▶ **Short task**
Return the listing below in full, with every line exactly as it is.

Stored items:
......

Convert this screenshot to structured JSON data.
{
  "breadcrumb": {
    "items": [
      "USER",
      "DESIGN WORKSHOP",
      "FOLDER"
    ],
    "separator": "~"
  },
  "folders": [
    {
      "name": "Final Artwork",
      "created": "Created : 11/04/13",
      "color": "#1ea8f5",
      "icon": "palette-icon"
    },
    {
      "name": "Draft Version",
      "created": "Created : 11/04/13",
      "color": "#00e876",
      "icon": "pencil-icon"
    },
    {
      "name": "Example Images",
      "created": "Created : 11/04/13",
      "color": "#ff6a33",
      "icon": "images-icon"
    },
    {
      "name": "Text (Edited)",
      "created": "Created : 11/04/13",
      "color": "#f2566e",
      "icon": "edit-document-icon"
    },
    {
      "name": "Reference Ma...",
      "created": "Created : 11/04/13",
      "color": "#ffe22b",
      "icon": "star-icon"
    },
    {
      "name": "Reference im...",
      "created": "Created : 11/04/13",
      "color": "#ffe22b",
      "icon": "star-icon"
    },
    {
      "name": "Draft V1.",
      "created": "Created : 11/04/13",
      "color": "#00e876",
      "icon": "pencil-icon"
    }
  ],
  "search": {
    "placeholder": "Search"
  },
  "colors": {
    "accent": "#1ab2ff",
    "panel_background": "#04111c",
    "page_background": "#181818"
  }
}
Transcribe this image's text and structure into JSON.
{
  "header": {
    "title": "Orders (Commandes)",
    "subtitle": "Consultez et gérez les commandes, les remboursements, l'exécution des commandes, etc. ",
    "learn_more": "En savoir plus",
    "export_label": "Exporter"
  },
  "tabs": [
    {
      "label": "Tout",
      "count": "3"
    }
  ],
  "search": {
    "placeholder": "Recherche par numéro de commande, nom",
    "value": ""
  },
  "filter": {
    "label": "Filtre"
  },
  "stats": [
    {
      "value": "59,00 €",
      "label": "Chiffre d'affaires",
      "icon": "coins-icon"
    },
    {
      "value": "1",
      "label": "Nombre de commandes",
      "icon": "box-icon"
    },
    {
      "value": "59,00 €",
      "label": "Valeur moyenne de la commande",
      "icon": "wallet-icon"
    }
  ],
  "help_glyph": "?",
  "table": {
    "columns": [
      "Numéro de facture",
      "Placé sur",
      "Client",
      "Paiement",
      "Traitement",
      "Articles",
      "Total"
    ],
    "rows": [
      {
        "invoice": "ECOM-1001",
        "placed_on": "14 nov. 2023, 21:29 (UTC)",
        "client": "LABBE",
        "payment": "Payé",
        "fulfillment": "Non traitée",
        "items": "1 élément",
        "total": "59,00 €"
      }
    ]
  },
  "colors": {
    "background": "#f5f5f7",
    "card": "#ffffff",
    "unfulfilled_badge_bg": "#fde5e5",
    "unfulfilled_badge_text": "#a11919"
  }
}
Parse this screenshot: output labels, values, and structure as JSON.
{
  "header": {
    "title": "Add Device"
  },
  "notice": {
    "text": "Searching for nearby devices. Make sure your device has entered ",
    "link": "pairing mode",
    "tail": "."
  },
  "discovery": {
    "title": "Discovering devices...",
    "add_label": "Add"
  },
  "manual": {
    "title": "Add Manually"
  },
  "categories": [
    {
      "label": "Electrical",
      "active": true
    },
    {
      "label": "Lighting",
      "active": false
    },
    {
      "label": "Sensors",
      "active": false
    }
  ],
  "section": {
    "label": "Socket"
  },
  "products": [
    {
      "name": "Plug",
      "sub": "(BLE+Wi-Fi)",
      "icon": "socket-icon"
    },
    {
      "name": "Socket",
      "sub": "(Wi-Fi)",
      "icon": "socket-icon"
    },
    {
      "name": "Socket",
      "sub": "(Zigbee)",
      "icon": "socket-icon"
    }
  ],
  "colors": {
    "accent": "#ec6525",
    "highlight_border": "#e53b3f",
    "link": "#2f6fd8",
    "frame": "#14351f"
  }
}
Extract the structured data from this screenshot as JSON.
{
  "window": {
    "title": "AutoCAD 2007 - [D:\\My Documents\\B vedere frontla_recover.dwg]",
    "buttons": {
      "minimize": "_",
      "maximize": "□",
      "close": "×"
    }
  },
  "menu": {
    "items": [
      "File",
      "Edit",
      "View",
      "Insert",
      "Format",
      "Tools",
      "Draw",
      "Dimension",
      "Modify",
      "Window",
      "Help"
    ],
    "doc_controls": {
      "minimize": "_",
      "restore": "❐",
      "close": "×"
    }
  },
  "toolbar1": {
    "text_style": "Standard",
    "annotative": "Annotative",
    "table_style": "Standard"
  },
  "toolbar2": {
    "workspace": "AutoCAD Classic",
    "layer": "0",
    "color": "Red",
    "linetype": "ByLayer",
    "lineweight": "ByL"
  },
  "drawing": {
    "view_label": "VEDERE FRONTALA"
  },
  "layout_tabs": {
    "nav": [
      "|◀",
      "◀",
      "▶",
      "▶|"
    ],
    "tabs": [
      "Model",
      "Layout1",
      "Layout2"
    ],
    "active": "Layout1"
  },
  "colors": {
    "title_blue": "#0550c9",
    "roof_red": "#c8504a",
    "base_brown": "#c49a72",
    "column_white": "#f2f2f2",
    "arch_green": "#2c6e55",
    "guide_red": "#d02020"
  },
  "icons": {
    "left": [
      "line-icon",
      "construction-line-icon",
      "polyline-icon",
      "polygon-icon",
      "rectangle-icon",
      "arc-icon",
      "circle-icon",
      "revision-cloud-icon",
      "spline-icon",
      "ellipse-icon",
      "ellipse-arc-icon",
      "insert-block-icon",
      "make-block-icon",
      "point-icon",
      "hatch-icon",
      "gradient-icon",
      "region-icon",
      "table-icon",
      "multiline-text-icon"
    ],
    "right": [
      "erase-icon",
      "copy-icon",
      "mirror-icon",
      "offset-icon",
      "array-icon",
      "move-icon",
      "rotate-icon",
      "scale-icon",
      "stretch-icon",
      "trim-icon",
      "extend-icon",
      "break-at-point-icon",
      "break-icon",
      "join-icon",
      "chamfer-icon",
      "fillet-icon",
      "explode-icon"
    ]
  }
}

......

▶ **Written answer**
Convert this screenshot to structured JSON data.
{
  "breadcrumb": {
    "items": [
      "USER",
      "DESIGN WORKSHOP",
      "FOLDER"
    ],
    "separator": "~"
  },
  "folders": [
    {
      "name": "Final Artwork",
      "created": "Created : 11/04/13",
      "color": "#1ea8f5",
      "icon": "palette-icon"
    },
    {
      "name": "Draft Version",
      "created": "Created : 11/04/13",
      "color": "#00e876",
      "icon": "pencil-icon"
    },
    {
      "name": "Example Images",
      "created": "Created : 11/04/13",
      "color": "#ff6a33",
      "icon": "images-icon"
    },
    {
      "name": "Text (Edited)",
      "created": "Created : 11/04/13",
      "color": "#f2566e",
      "icon": "edit-document-icon"
    },
    {
      "name": "Reference Ma...",
      "created": "Created : 11/04/13",
      "color": "#ffe22b",
      "icon": "star-icon"
    },
    {
      "name": "Reference im...",
      "created": "Created : 11/04/13",
      "color": "#ffe22b",
      "icon": "star-icon"
    },
    {
      "name": "Draft V1.",
      "created": "Created : 11/04/13",
      "color": "#00e876",
      "icon": "pencil-icon"
    }
  ],
  "search": {
    "placeholder": "Search"
  },
  "colors": {
    "accent": "#1ab2ff",
    "panel_background": "#04111c",
    "page_background": "#181818"
  }
}
Transcribe this image's text and structure into JSON.
{
  "header": {
    "title": "Orders (Commandes)",
    "subtitle": "Consultez et gérez les commandes, les remboursements, l'exécution des commandes, etc. ",
    "learn_more": "En savoir plus",
    "export_label": "Exporter"
  },
  "tabs": [
    {
      "label": "Tout",
      "count": "3"
    }
  ],
  "search": {
    "placeholder": "Recherche par numéro de commande, nom",
    "value": ""
  },
  "filter": {
    "label": "Filtre"
  },
  "stats": [
    {
      "value": "59,00 €",
      "label": "Chiffre d'affaires",
      "icon": "coins-icon"
    },
    {
      "value": "1",
      "label": "Nombre de commandes",
      "icon": "box-icon"
    },
    {
      "value": "59,00 €",
      "label": "Valeur moyenne de la commande",
      "icon": "wallet-icon"
    }
  ],
  "help_glyph": "?",
  "table": {
    "columns": [
      "Numéro de facture",
      "Placé sur",
      "Client",
      "Paiement",
      "Traitement",
      "Articles",
      "Total"
    ],
    "rows": [
      {
        "invoice": "ECOM-1001",
        "placed_on": "14 nov. 2023, 21:29 (UTC)",
        "client": "LABBE",
        "payment": "Payé",
        "fulfillment": "Non traitée",
        "items": "1 élément",
        "total": "59,00 €"
      }
    ]
  },
  "colors": {
    "background": "#f5f5f7",
    "card": "#ffffff",
    "unfulfilled_badge_bg": "#fde5e5",
    "unfulfilled_badge_text": "#a11919"
  }
}
Parse this screenshot: output labels, values, and structure as JSON.
{
  "header": {
    "title": "Add Device"
  },
  "notice": {
    "text": "Searching for nearby devices. Make sure your device has entered ",
    "link": "pairing mode",
    "tail": "."
  },
  "discovery": {
    "title": "Discovering devices...",
    "add_label": "Add"
  },
  "manual": {
    "title": "Add Manually"
  },
  "categories": [
    {
      "label": "Electrical",
      "active": true
    },
    {
      "label": "Lighting",
      "active": false
    },
    {
      "label": "Sensors",
      "active": false
    }
  ],
  "section": {
    "label": "Socket"
  },
  "products": [
    {
      "name": "Plug",
      "sub": "(BLE+Wi-Fi)",
      "icon": "socket-icon"
    },
    {
      "name": "Socket",
      "sub": "(Wi-Fi)",
      "icon": "socket-icon"
    },
    {
      "name": "Socket",
      "sub": "(Zigbee)",
      "icon": "socket-icon"
    }
  ],
  "colors": {
    "accent": "#ec6525",
    "highlight_border": "#e53b3f",
    "link": "#2f6fd8",
    "frame": "#14351f"
  }
}
Extract the structured data from this screenshot as JSON.
{
  "window": {
    "title": "AutoCAD 2007 - [D:\\My Documents\\B vedere frontla_recover.dwg]",
    "buttons": {
      "minimize": "_",
      "maximize": "□",
      "close": "×"
    }
  },
  "menu": {
    "items": [
      "File",
      "Edit",
      "View",
      "Insert",
      "Format",
      "Tools",
      "Draw",
      "Dimension",
      "Modify",
      "Window",
      "Help"
    ],
    "doc_controls": {
      "minimize": "_",
      "restore": "❐",
      "close": "×"
    }
  },
  "toolbar1": {
    "text_style": "Standard",
    "annotative": "Annotative",
    "table_style": "Standard"
  },
  "toolbar2": {
    "workspace": "AutoCAD Classic",
    "layer": "0",
    "color": "Red",
    "linetype": "ByLayer",
    "lineweight": "ByL"
  },
  "drawing": {
    "view_label": "VEDERE FRONTALA"
  },
  "layout_tabs": {
    "nav": [
      "|◀",
      "◀",
      "▶",
      "▶|"
    ],
    "tabs": [
      "Model",
      "Layout1",
      "Layout2"
    ],
    "active": "Layout1"
  },
  "colors": {
    "title_blue": "#0550c9",
    "roof_red": "#c8504a",
    "base_brown": "#c49a72",
    "column_white": "#f2f2f2",
    "arch_green": "#2c6e55",
    "guide_red": "#d02020"
  },
  "icons": {
    "left": [
      "line-icon",
      "construction-line-icon",
      "polyline-icon",
      "polygon-icon",
      "rectangle-icon",
      "arc-icon",
      "circle-icon",
      "revision-cloud-icon",
      "spline-icon",
      "ellipse-icon",
      "ellipse-arc-icon",
      "insert-block-icon",
      "make-block-icon",
      "point-icon",
      "hatch-icon",
      "gradient-icon",
      "region-icon",
      "table-icon",
      "multiline-text-icon"
    ],
    "right": [
      "erase-icon",
      "copy-icon",
      "mirror-icon",
      "offset-icon",
      "array-icon",
      "move-icon",
      "rotate-icon",
      "scale-icon",
      "stretch-icon",
      "trim-icon",
      "extend-icon",
      "break-at-point-icon",
      "break-icon",
      "join-icon",
      "chamfer-icon",
      "fillet-icon",
      "explode-icon"
    ]
  }
}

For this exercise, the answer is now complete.